- Problem to solve:
Lines containing the word "upTo" need to be counted. Please reply with how many there are, and nothing else.

- The records:
☆ ☆ ☆ ☆
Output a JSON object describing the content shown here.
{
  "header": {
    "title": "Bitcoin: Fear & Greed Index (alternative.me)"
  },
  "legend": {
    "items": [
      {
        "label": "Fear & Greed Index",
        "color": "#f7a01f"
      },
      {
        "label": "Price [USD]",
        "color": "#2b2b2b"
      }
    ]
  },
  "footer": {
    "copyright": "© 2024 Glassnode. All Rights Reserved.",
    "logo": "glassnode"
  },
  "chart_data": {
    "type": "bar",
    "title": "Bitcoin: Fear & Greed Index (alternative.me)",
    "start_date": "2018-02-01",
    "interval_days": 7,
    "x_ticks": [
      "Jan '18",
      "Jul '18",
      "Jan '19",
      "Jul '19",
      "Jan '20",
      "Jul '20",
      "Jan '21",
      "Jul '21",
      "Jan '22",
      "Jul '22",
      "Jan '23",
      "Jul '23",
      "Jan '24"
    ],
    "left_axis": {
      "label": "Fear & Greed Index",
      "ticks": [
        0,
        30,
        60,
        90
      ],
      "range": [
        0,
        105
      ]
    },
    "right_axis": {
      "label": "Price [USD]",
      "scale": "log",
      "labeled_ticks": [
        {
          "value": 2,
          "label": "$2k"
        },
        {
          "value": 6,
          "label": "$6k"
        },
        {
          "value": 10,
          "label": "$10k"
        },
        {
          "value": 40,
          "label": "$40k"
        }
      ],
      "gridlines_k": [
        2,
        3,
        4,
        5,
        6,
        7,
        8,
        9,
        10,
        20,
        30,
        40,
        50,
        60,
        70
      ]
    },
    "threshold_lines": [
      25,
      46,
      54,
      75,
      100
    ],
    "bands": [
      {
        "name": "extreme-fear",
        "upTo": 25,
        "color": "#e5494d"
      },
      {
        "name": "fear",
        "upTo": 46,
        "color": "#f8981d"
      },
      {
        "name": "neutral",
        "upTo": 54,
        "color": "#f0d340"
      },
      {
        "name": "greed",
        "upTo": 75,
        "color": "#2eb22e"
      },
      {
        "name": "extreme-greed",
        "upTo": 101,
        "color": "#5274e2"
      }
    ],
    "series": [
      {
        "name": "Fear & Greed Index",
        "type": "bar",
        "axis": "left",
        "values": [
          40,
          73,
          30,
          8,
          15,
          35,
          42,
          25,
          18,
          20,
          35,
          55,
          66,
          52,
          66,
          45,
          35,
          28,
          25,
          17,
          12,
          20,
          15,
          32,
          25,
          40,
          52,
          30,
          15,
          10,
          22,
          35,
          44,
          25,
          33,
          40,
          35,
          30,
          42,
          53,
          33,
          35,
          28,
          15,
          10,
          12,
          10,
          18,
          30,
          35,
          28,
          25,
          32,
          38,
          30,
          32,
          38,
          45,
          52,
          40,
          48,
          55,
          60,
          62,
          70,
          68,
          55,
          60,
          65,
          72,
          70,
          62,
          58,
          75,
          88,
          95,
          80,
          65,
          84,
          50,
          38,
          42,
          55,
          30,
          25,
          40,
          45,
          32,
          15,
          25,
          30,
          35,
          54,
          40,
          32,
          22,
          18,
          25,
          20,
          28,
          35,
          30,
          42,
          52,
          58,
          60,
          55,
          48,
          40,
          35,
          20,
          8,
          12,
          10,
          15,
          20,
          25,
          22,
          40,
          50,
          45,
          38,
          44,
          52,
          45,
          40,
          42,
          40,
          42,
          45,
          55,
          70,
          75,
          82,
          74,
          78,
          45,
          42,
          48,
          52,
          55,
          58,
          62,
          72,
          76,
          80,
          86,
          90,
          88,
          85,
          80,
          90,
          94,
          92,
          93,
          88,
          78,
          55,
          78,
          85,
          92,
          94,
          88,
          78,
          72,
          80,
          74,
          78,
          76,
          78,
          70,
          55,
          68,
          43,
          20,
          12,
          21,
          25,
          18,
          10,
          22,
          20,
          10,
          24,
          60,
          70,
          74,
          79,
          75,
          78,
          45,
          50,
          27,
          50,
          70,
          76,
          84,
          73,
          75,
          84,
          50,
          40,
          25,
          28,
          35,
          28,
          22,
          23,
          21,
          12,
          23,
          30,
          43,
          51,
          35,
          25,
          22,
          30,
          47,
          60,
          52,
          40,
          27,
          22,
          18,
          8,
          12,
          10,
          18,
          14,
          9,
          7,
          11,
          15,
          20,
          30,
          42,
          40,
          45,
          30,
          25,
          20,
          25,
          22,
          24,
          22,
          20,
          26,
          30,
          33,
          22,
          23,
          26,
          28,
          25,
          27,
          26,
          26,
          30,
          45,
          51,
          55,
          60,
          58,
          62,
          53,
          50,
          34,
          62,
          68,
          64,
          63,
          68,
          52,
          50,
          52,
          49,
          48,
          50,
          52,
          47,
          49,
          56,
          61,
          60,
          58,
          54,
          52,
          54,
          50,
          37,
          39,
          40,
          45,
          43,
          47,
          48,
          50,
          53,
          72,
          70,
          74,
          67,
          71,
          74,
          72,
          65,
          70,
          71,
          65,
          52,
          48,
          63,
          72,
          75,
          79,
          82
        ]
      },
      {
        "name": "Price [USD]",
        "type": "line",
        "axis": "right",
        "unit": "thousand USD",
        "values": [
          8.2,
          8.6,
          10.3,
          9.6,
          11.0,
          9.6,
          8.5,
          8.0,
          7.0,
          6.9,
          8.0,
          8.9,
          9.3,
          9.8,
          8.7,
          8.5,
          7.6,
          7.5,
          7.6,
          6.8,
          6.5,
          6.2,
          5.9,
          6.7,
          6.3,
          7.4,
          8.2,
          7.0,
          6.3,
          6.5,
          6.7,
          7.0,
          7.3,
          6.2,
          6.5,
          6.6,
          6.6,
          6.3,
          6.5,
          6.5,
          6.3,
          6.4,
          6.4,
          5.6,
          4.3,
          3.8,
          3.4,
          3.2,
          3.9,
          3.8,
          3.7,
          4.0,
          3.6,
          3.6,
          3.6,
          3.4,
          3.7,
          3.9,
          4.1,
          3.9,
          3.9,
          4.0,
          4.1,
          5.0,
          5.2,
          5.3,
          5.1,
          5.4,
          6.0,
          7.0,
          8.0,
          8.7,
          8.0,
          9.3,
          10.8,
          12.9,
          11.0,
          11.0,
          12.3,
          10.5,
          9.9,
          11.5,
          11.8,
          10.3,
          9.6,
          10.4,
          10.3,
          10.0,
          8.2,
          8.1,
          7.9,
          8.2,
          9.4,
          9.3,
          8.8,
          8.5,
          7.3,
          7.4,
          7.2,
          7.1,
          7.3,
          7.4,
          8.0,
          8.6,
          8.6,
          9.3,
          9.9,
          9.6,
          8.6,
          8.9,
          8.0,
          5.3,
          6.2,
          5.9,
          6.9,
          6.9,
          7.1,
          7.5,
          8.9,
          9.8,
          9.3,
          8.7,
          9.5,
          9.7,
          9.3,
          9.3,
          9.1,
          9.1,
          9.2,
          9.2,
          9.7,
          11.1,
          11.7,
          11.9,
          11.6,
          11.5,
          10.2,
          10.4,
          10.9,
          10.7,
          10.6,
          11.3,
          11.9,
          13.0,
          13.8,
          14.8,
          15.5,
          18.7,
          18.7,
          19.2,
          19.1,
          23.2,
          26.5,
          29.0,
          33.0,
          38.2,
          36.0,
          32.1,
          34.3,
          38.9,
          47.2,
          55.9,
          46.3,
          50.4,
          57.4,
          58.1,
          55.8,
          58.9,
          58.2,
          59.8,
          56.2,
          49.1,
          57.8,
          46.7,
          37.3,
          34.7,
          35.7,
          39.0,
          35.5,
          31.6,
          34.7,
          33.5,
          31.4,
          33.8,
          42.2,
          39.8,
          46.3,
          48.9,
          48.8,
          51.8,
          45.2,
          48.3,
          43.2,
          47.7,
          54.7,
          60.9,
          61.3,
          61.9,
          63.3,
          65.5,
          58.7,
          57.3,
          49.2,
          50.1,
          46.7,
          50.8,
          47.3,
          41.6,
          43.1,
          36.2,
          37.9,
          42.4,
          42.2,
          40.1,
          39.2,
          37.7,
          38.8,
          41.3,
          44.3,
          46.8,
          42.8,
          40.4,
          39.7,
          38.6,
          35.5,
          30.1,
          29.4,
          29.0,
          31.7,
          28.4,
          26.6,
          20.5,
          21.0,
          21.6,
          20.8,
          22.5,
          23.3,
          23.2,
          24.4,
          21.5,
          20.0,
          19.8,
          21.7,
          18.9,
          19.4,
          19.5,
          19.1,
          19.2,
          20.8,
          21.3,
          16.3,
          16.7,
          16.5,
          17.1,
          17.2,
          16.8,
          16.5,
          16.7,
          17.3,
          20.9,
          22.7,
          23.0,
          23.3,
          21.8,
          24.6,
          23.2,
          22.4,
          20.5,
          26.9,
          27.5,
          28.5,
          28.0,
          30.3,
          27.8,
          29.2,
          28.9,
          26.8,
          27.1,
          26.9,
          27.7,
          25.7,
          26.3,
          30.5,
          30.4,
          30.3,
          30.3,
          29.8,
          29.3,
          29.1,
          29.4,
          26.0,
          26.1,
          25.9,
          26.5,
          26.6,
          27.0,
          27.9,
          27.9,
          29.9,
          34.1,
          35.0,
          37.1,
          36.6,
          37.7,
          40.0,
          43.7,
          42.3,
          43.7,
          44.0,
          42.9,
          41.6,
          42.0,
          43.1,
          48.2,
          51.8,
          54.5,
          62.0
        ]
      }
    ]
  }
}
☆ ☆ ☆ ☆
- Task output:
5